>>

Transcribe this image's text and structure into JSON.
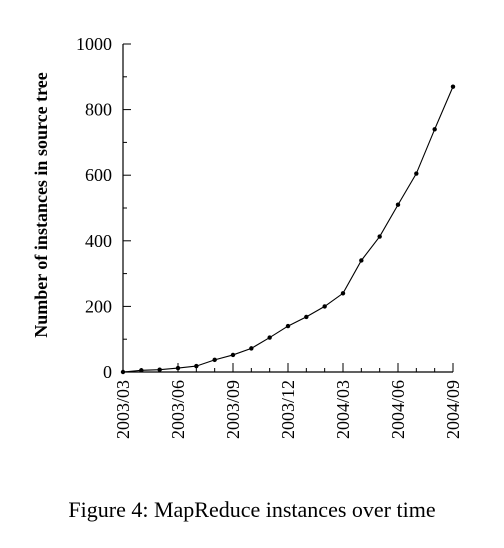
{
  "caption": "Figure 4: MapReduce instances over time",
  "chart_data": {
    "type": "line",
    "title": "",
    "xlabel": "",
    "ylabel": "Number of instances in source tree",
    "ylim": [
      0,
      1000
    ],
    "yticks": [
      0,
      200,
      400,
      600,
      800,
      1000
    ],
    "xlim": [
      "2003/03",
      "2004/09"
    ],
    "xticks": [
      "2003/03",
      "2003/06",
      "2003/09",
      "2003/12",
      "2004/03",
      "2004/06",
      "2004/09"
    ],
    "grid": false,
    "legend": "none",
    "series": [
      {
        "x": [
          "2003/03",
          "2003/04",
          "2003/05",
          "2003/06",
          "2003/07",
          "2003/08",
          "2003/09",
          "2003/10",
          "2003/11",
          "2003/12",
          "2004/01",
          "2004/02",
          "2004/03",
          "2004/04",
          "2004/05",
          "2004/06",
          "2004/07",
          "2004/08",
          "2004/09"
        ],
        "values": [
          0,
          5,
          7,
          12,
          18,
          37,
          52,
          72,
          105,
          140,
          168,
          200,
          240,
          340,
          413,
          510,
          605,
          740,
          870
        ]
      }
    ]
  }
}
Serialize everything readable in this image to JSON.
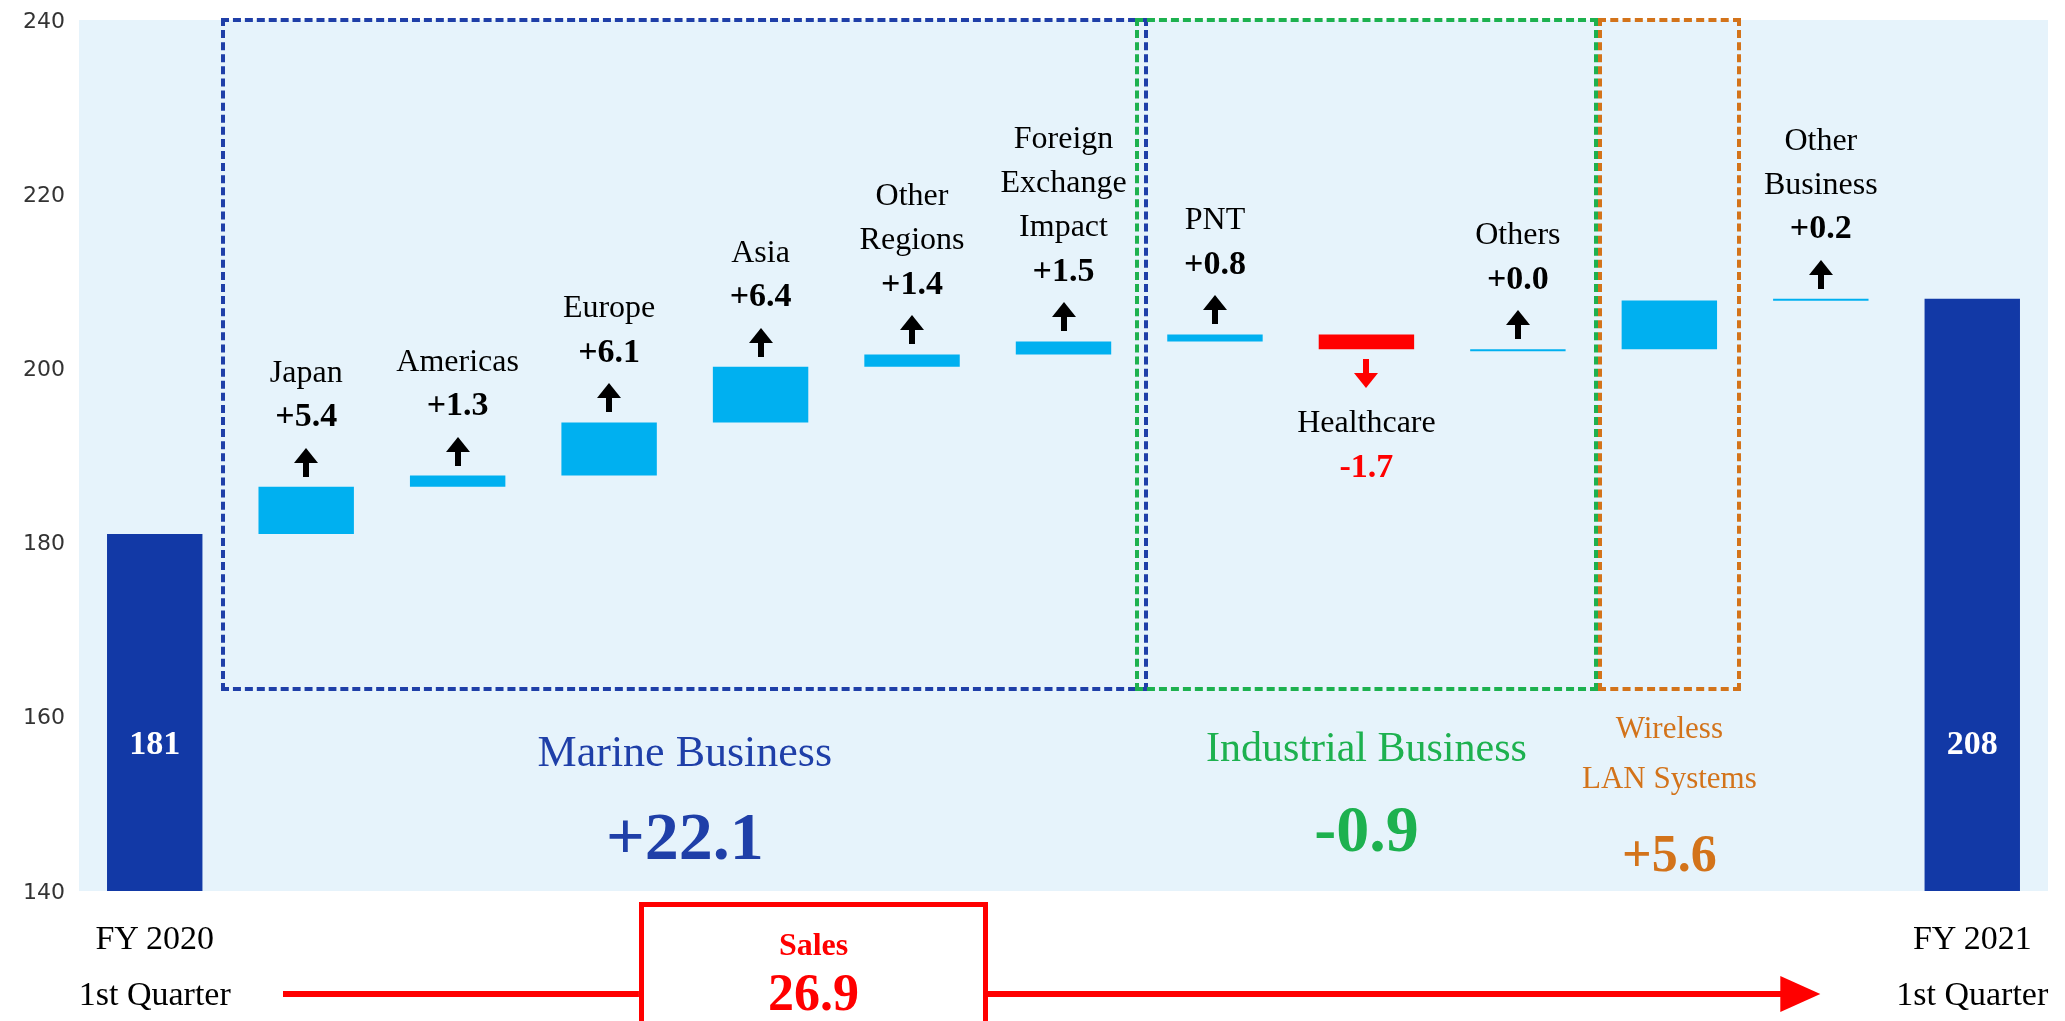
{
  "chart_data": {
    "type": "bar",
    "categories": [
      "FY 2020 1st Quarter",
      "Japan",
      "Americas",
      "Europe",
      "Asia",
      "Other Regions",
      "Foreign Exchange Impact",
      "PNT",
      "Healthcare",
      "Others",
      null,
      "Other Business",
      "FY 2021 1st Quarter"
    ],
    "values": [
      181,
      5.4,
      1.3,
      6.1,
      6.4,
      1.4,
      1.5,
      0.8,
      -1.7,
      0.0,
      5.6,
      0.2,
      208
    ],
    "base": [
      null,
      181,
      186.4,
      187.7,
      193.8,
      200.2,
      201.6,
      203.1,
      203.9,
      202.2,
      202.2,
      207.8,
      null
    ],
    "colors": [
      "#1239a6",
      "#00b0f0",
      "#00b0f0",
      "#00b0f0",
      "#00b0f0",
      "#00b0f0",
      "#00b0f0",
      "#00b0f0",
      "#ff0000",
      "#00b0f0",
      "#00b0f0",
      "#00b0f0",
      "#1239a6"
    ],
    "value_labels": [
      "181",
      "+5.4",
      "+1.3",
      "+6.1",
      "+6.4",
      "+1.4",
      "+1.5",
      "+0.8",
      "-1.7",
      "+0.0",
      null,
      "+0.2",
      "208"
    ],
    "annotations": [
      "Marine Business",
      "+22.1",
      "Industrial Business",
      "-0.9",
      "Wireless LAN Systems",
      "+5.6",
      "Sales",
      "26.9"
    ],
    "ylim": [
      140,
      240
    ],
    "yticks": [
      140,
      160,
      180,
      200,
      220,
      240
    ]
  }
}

<<

What the task requires:
Of the lines in the records, determine how many contain the word "image", and report that number alone.

The completed task:
2